## WHAT YOU NEED TO DO
Pull every line with "exposición" from the material.

^^^^

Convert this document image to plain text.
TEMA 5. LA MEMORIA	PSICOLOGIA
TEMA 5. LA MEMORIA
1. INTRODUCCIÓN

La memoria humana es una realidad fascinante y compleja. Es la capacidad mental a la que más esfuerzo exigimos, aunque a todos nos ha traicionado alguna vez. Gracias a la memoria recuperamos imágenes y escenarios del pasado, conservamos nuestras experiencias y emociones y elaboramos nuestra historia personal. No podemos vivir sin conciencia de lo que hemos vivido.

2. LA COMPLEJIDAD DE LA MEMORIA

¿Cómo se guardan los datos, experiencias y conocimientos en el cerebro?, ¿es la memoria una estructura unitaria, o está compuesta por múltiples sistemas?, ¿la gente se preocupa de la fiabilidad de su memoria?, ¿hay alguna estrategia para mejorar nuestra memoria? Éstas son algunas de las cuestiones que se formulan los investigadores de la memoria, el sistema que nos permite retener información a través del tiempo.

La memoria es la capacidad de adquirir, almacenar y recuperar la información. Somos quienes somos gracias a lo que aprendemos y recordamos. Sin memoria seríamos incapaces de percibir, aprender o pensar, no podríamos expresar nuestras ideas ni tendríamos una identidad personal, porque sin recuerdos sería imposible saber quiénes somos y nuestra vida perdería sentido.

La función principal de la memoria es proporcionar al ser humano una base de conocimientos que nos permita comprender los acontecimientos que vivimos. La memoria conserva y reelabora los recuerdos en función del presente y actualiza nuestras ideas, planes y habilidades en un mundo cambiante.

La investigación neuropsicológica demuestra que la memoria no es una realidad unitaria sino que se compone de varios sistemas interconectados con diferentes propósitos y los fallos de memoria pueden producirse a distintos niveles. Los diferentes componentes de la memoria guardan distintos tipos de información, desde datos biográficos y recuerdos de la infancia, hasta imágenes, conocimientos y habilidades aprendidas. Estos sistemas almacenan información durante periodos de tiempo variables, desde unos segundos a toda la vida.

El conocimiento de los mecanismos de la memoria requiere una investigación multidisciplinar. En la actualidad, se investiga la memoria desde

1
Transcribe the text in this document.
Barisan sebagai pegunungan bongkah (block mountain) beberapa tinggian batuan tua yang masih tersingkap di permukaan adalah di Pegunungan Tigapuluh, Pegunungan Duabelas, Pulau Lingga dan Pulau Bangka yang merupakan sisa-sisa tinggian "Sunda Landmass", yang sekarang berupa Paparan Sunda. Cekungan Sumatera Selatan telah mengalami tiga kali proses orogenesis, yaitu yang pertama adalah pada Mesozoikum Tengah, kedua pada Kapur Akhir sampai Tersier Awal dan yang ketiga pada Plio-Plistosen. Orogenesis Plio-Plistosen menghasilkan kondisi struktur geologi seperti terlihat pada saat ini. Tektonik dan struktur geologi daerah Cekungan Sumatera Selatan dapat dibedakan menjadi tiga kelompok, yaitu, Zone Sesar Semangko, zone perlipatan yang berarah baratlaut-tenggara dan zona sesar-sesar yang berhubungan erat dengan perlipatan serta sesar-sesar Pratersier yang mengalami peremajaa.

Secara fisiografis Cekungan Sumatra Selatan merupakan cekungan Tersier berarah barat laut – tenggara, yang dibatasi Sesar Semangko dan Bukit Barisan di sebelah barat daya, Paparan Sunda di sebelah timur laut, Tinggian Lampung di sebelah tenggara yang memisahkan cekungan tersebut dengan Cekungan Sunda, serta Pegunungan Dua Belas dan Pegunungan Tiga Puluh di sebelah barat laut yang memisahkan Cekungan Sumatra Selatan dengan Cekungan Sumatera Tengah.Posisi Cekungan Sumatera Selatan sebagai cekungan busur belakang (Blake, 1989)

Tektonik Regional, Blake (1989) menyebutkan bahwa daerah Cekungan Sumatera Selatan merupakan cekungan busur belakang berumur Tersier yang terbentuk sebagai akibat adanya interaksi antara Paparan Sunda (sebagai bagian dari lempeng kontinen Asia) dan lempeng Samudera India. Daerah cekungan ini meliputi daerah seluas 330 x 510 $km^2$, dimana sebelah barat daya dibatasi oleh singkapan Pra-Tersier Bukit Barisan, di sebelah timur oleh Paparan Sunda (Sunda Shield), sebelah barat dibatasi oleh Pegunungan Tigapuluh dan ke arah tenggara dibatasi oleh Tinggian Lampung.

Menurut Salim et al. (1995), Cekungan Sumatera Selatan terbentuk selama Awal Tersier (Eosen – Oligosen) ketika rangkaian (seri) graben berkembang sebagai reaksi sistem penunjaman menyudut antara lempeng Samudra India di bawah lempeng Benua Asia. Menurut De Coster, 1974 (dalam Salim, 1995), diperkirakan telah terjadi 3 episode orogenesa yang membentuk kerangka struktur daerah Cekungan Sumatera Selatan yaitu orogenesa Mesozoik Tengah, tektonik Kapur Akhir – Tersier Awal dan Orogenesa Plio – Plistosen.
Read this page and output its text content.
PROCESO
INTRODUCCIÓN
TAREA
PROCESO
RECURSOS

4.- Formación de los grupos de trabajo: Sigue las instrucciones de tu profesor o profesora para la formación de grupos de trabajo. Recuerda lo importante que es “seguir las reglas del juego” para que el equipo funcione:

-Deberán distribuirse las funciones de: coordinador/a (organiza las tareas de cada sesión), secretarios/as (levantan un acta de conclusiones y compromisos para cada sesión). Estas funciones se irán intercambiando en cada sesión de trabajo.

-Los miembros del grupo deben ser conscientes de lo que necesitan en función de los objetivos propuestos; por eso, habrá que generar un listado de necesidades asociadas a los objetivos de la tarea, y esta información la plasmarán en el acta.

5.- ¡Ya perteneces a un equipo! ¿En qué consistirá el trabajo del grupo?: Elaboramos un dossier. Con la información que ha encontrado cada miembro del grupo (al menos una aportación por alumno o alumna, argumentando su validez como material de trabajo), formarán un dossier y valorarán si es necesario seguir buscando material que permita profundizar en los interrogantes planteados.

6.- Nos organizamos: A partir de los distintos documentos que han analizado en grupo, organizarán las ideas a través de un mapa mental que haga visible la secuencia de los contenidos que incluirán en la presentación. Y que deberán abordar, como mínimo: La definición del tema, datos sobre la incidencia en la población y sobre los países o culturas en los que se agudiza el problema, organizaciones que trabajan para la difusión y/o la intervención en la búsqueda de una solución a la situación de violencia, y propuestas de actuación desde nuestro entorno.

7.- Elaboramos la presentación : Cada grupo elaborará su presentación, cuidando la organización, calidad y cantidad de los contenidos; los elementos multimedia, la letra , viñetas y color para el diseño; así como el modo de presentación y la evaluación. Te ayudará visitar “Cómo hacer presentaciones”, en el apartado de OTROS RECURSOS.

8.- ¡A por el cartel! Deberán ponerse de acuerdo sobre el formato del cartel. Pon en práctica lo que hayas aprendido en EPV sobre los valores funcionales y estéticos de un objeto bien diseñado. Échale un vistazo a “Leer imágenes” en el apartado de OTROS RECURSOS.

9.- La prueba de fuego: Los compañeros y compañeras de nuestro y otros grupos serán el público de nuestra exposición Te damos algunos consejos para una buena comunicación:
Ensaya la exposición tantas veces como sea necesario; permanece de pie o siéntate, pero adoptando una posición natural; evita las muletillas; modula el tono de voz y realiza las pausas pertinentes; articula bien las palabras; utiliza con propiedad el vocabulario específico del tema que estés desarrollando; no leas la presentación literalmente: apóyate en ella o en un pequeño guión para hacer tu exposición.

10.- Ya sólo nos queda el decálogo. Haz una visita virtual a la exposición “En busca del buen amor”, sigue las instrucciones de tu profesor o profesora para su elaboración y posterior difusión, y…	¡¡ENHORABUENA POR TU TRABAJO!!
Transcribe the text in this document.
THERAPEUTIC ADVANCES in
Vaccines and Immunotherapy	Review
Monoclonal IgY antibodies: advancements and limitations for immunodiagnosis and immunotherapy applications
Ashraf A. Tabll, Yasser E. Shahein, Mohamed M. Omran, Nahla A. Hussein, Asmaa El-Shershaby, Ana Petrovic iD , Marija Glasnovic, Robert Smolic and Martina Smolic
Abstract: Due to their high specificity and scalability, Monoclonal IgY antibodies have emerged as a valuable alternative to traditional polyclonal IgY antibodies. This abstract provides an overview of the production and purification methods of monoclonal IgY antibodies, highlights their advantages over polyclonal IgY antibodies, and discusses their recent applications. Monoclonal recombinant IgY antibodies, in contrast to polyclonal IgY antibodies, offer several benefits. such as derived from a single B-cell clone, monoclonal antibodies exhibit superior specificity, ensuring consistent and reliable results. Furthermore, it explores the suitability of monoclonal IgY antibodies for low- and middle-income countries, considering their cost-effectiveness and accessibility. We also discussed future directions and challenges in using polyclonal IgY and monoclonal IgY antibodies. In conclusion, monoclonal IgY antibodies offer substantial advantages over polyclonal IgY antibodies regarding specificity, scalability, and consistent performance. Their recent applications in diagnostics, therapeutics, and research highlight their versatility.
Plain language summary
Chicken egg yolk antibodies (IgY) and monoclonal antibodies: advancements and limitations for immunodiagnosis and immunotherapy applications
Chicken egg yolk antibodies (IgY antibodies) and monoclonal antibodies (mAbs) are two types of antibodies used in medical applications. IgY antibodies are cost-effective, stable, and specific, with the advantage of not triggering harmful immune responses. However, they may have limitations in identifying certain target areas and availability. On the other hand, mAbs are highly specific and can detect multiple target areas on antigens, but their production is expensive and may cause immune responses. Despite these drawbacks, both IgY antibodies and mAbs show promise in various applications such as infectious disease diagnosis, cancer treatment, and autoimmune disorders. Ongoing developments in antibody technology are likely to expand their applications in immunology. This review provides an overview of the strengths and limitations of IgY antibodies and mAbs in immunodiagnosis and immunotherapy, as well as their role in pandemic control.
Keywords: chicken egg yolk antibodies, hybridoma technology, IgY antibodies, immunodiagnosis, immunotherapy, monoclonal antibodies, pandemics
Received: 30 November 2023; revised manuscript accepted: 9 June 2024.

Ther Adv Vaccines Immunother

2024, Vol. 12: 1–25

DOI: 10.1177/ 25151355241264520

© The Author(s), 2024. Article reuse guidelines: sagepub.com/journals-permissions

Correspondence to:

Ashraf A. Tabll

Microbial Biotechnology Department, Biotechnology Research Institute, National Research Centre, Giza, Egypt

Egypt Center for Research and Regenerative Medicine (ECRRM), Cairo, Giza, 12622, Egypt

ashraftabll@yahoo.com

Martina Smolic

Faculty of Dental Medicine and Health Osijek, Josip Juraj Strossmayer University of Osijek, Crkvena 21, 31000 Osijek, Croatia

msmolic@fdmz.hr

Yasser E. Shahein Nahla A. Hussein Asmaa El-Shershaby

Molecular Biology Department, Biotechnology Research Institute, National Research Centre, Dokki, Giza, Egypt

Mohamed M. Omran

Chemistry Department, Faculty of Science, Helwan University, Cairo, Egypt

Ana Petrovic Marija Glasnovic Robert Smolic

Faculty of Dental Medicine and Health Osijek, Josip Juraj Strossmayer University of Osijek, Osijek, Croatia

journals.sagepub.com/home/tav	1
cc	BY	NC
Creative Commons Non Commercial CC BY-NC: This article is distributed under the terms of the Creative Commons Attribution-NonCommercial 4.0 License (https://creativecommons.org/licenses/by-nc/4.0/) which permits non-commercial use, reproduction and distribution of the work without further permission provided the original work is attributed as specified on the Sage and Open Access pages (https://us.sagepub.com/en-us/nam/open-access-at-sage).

^^^^

## RESULT
9.- La prueba de fuego: Los compañeros y compañeras de nuestro y otros grupos serán el público de nuestra exposición Te damos algunos consejos para una buena comunicación:
Ensaya la exposición tantas veces como sea necesario; permanece de pie o siéntate, pero adoptando una posición natural; evita las muletillas; modula el tono de voz y realiza las pausas pertinentes; articula bien las palabras; utiliza con propiedad el vocabulario específico del tema que estés desarrollando; no leas la presentación literalmente: apóyate en ella o en un pequeño guión para hacer tu exposición.
10.- Ya sólo nos queda el decálogo. Haz una visita virtual a la exposición “En busca del buen amor”, sigue las instrucciones de tu profesor o profesora para su elaboración y posterior difusión, y…	¡¡ENHORABUENA POR TU TRABAJO!!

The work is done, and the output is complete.